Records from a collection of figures
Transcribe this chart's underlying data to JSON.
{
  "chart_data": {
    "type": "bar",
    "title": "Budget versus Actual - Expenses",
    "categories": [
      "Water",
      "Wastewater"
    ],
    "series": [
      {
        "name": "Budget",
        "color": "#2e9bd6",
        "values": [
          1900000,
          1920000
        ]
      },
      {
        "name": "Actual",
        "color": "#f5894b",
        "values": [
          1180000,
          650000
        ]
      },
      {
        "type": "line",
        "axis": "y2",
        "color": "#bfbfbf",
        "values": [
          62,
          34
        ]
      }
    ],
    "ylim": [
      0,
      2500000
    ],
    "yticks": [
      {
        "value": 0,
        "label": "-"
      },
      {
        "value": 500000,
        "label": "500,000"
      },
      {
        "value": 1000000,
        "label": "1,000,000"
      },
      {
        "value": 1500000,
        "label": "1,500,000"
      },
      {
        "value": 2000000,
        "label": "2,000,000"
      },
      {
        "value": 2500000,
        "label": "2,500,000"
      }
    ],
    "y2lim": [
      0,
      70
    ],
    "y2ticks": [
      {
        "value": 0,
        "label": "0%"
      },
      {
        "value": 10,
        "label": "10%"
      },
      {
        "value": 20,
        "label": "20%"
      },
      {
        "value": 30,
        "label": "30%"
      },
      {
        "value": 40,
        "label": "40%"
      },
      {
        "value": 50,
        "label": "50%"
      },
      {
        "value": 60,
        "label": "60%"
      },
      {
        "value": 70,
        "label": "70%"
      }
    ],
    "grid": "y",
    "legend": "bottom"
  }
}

▶ **Exercise prompt**:
Say how many lines contain the string "Actual", giving nothing but the count.

▶ **Answer**:
2